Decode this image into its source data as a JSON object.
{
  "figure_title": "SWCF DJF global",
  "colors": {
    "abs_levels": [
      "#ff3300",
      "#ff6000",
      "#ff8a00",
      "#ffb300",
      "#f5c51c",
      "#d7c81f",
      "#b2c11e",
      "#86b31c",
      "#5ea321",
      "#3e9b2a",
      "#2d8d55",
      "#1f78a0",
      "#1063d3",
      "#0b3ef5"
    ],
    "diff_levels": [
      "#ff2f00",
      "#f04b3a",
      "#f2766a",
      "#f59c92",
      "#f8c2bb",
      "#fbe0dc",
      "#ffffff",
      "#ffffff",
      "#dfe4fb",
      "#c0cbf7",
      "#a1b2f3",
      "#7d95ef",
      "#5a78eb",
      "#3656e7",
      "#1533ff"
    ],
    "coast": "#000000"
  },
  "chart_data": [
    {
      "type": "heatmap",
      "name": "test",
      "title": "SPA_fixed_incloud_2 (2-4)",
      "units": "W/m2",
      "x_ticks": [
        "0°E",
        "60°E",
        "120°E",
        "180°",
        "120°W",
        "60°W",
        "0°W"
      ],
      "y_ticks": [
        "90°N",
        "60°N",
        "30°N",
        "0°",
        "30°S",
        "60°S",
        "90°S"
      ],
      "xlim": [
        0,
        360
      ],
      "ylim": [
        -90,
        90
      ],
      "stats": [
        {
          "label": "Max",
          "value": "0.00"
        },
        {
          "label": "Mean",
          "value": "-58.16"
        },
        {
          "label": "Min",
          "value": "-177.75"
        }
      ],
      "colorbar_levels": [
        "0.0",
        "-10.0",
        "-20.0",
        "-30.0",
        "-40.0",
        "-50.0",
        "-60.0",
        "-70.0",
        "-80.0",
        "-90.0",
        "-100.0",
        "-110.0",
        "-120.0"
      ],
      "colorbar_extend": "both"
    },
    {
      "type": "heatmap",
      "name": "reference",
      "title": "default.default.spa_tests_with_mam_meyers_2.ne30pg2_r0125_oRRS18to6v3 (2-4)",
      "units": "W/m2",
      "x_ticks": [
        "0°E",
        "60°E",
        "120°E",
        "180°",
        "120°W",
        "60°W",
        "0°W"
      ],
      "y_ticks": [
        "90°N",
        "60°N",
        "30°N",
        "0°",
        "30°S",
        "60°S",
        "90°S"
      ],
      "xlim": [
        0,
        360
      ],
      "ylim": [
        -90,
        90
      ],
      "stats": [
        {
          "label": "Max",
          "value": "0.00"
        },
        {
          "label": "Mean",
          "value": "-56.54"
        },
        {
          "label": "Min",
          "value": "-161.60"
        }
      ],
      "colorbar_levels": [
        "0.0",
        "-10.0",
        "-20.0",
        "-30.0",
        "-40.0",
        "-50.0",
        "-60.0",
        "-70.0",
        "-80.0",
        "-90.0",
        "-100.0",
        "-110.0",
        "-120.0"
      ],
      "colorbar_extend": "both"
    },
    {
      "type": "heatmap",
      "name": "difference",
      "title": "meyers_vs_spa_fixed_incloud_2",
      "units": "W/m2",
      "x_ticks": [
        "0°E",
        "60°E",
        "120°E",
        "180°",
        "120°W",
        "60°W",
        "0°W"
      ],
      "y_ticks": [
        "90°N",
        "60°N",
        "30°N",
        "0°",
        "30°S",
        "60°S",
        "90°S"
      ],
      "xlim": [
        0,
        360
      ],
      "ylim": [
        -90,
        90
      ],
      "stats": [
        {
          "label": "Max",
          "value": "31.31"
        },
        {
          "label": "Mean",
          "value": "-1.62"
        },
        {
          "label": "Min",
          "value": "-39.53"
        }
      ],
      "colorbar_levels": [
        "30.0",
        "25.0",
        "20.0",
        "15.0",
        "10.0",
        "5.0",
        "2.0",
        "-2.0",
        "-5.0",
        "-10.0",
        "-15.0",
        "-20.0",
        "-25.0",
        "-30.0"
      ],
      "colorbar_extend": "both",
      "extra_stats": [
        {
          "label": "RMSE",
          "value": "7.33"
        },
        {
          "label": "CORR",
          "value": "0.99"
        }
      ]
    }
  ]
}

━━━━━━━━━━━━━━━━

What this task involves:
Each line of the listing above should be output exactly.

Result for this exercise:
Decode this image into its source data as a JSON object.
{
  "figure_title": "SWCF DJF global",
  "colors": {
    "abs_levels": [
      "#ff3300",
      "#ff6000",
      "#ff8a00",
      "#ffb300",
      "#f5c51c",
      "#d7c81f",
      "#b2c11e",
      "#86b31c",
      "#5ea321",
      "#3e9b2a",
      "#2d8d55",
      "#1f78a0",
      "#1063d3",
      "#0b3ef5"
    ],
    "diff_levels": [
      "#ff2f00",
      "#f04b3a",
      "#f2766a",
      "#f59c92",
      "#f8c2bb",
      "#fbe0dc",
      "#ffffff",
      "#ffffff",
      "#dfe4fb",
      "#c0cbf7",
      "#a1b2f3",
      "#7d95ef",
      "#5a78eb",
      "#3656e7",
      "#1533ff"
    ],
    "coast": "#000000"
  },
  "chart_data": [
    {
      "type": "heatmap",
      "name": "test",
      "title": "SPA_fixed_incloud_2 (2-4)",
      "units": "W/m2",
      "x_ticks": [
        "0°E",
        "60°E",
        "120°E",
        "180°",
        "120°W",
        "60°W",
        "0°W"
      ],
      "y_ticks": [
        "90°N",
        "60°N",
        "30°N",
        "0°",
        "30°S",
        "60°S",
        "90°S"
      ],
      "xlim": [
        0,
        360
      ],
      "ylim": [
        -90,
        90
      ],
      "stats": [
        {
          "label": "Max",
          "value": "0.00"
        },
        {
          "label": "Mean",
          "value": "-58.16"
        },
        {
          "label": "Min",
          "value": "-177.75"
        }
      ],
      "colorbar_levels": [
        "0.0",
        "-10.0",
        "-20.0",
        "-30.0",
        "-40.0",
        "-50.0",
        "-60.0",
        "-70.0",
        "-80.0",
        "-90.0",
        "-100.0",
        "-110.0",
        "-120.0"
      ],
      "colorbar_extend": "both"
    },
    {
      "type": "heatmap",
      "name": "reference",
      "title": "default.default.spa_tests_with_mam_meyers_2.ne30pg2_r0125_oRRS18to6v3 (2-4)",
      "units": "W/m2",
      "x_ticks": [
        "0°E",
        "60°E",
        "120°E",
        "180°",
        "120°W",
        "60°W",
        "0°W"
      ],
      "y_ticks": [
        "90°N",
        "60°N",
        "30°N",
        "0°",
        "30°S",
        "60°S",
        "90°S"
      ],
      "xlim": [
        0,
        360
      ],
      "ylim": [
        -90,
        90
      ],
      "stats": [
        {
          "label": "Max",
          "value": "0.00"
        },
        {
          "label": "Mean",
          "value": "-56.54"
        },
        {
          "label": "Min",
          "value": "-161.60"
        }
      ],
      "colorbar_levels": [
        "0.0",
        "-10.0",
        "-20.0",
        "-30.0",
        "-40.0",
        "-50.0",
        "-60.0",
        "-70.0",
        "-80.0",
        "-90.0",
        "-100.0",
        "-110.0",
        "-120.0"
      ],
      "colorbar_extend": "both"
    },
    {
      "type": "heatmap",
      "name": "difference",
      "title": "meyers_vs_spa_fixed_incloud_2",
      "units": "W/m2",
      "x_ticks": [
        "0°E",
        "60°E",
        "120°E",
        "180°",
        "120°W",
        "60°W",
        "0°W"
      ],
      "y_ticks": [
        "90°N",
        "60°N",
        "30°N",
        "0°",
        "30°S",
        "60°S",
        "90°S"
      ],
      "xlim": [
        0,
        360
      ],
      "ylim": [
        -90,
        90
      ],
      "stats": [
        {
          "label": "Max",
          "value": "31.31"
        },
        {
          "label": "Mean",
          "value": "-1.62"
        },
        {
          "label": "Min",
          "value": "-39.53"
        }
      ],
      "colorbar_levels": [
        "30.0",
        "25.0",
        "20.0",
        "15.0",
        "10.0",
        "5.0",
        "2.0",
        "-2.0",
        "-5.0",
        "-10.0",
        "-15.0",
        "-20.0",
        "-25.0",
        "-30.0"
      ],
      "colorbar_extend": "both",
      "extra_stats": [
        {
          "label": "RMSE",
          "value": "7.33"
        },
        {
          "label": "CORR",
          "value": "0.99"
        }
      ]
    }
  ]
}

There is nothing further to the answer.